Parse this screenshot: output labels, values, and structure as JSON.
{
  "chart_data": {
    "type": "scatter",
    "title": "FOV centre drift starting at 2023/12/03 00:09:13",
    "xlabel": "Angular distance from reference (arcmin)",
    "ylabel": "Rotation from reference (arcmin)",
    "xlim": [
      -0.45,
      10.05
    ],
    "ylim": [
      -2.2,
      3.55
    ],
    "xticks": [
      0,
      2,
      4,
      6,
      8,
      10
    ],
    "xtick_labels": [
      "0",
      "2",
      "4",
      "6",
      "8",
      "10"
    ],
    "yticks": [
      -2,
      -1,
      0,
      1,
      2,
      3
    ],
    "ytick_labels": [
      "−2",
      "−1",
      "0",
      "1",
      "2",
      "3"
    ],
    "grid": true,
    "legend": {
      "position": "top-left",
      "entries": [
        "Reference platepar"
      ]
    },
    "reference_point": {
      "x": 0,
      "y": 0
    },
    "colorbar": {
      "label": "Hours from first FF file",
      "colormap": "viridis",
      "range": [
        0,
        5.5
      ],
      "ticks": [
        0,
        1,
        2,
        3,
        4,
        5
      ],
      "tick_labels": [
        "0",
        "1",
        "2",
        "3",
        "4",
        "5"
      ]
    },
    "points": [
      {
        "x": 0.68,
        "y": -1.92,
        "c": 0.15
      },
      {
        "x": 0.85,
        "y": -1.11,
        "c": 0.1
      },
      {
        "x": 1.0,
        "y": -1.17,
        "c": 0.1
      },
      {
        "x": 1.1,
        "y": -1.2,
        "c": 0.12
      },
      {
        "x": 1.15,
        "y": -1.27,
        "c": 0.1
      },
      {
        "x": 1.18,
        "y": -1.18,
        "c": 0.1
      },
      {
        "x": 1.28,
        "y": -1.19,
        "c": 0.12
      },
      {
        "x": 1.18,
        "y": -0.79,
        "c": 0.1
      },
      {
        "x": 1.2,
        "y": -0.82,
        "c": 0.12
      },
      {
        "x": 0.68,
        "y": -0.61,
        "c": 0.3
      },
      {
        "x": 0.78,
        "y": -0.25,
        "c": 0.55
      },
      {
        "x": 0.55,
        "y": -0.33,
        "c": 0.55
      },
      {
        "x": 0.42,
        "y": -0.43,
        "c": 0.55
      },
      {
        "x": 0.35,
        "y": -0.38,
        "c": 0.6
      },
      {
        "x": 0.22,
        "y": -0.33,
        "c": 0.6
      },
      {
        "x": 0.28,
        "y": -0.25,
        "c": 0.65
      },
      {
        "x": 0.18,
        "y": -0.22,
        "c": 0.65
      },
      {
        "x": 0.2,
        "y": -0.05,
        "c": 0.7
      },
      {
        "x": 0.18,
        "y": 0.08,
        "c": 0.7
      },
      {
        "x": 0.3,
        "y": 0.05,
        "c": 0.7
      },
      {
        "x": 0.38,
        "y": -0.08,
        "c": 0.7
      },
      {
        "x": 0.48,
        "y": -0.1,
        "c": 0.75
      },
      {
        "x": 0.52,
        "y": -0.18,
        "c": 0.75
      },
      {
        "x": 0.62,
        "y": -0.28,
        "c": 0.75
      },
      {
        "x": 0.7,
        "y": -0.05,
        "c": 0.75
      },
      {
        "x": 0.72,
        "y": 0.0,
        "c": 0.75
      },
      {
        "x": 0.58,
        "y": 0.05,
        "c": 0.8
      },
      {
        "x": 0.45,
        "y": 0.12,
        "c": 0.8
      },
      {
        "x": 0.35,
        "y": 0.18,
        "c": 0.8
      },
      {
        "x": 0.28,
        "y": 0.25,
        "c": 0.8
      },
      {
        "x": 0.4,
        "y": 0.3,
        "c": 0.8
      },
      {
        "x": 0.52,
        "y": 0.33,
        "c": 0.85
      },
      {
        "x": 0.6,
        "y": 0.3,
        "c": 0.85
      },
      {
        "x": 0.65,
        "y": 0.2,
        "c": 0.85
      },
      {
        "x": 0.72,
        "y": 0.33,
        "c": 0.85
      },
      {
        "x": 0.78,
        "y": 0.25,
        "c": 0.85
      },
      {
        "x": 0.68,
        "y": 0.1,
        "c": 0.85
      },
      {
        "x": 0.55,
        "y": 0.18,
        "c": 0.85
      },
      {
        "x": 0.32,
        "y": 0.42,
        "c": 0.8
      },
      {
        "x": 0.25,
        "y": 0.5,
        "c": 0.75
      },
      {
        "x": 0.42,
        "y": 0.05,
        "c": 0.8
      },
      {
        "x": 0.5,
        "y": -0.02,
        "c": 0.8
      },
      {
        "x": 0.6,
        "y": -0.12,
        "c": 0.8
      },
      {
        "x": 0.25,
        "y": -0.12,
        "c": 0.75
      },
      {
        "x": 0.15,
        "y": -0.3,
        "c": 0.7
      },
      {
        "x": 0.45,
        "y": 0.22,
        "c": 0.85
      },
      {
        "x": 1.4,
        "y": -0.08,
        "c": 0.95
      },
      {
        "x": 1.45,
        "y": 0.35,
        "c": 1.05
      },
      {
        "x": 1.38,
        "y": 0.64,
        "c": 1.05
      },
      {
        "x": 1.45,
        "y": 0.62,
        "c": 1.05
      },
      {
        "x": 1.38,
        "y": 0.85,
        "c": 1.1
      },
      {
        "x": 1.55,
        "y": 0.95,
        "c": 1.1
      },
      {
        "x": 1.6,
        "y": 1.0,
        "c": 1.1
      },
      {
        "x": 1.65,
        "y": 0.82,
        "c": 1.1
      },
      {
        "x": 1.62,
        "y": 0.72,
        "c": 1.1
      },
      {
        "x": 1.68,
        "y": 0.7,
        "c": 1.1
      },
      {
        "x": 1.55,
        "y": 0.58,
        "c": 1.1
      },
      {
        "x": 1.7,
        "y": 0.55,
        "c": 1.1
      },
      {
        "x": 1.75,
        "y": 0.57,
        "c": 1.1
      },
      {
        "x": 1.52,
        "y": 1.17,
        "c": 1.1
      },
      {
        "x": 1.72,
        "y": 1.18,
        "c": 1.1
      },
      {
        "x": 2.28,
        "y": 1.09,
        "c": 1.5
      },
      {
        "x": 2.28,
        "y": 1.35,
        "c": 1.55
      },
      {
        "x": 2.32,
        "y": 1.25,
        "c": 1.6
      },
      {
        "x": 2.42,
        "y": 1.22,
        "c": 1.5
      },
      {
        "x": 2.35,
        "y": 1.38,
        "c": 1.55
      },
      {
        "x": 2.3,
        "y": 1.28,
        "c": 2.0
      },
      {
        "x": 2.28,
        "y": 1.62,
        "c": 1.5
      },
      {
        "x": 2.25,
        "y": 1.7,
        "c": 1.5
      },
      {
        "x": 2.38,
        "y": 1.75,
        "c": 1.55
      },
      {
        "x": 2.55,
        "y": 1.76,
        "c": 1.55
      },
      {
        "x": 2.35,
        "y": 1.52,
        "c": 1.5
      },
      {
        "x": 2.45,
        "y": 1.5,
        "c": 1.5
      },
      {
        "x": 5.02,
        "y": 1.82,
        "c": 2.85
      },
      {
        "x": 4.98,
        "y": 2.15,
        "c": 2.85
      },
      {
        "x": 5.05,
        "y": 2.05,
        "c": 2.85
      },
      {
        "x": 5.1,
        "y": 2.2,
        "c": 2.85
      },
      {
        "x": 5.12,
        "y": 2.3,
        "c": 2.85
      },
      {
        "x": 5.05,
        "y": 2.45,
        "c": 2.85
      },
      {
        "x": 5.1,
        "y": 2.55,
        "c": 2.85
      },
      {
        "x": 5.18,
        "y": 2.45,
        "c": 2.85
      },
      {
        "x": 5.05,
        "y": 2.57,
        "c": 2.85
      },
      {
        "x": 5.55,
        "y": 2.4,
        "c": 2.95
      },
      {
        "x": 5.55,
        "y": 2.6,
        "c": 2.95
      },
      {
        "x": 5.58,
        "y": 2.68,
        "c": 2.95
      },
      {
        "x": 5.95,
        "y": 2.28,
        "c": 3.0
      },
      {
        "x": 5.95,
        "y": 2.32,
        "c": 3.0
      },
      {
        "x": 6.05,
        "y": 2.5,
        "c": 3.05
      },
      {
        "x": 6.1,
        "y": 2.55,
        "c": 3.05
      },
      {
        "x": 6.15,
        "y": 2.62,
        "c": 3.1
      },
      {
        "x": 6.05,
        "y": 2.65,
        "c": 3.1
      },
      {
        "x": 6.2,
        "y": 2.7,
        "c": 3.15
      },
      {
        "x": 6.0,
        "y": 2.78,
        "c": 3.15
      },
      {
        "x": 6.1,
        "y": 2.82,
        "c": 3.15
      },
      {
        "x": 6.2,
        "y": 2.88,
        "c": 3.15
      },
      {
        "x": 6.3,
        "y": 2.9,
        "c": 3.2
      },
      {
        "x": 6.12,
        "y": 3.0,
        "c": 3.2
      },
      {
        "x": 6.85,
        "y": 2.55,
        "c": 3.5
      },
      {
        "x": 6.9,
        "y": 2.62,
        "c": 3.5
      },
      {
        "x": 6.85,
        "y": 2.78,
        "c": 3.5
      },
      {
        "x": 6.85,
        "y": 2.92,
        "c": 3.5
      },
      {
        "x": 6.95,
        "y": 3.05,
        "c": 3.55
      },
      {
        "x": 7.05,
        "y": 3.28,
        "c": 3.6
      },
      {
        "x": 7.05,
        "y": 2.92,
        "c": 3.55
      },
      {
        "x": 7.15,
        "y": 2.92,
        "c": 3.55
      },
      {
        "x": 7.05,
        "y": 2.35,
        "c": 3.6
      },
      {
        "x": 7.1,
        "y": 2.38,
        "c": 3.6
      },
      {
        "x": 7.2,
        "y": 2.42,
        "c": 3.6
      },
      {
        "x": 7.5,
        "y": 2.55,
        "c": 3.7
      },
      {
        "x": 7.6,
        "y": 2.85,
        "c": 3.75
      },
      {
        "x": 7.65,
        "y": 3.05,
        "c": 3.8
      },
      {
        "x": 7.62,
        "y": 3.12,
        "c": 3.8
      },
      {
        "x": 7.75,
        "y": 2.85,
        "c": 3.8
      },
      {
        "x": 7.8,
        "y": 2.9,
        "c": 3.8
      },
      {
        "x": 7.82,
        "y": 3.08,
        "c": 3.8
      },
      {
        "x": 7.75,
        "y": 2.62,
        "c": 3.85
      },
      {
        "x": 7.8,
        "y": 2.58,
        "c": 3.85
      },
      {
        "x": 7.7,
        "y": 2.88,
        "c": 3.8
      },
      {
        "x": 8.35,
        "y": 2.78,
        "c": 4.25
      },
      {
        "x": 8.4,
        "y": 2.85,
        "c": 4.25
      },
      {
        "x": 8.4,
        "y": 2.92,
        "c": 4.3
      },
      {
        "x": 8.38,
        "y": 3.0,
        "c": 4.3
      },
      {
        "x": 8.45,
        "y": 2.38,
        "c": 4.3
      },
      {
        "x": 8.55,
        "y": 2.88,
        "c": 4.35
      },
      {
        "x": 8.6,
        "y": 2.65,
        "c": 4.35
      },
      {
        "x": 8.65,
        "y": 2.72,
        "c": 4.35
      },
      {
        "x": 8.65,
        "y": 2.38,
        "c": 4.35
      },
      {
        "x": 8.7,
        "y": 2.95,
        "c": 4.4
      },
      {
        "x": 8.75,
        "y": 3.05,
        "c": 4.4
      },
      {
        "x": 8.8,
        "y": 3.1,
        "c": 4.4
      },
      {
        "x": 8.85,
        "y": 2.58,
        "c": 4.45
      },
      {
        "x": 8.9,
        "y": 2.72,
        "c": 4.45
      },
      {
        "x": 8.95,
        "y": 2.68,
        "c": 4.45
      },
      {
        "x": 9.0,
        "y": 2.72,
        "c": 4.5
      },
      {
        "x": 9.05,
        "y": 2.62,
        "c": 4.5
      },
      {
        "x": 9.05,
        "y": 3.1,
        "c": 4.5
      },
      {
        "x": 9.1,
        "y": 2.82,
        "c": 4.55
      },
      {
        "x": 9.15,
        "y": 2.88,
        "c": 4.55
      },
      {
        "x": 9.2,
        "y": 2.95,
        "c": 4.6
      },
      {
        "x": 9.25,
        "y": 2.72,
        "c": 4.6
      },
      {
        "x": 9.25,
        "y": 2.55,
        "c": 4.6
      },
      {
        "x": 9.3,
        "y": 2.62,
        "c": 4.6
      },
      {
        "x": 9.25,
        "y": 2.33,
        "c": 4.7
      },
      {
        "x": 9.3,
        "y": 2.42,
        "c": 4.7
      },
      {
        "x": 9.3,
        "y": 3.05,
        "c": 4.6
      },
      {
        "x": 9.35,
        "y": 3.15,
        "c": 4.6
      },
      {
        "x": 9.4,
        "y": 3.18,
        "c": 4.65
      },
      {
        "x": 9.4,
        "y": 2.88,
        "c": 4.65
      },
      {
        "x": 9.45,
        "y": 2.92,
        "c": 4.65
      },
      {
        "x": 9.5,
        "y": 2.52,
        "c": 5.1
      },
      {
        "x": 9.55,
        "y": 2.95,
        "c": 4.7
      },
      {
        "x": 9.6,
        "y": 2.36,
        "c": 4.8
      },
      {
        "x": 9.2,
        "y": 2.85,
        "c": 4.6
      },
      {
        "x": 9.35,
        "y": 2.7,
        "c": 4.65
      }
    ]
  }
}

* _Short problem_
Where does the word "arcmin" appear in the listing? List each line that holds it.

* _Written answer_
    "xlabel": "Angular distance from reference (arcmin)",
    "ylabel": "Rotation from reference (arcmin)",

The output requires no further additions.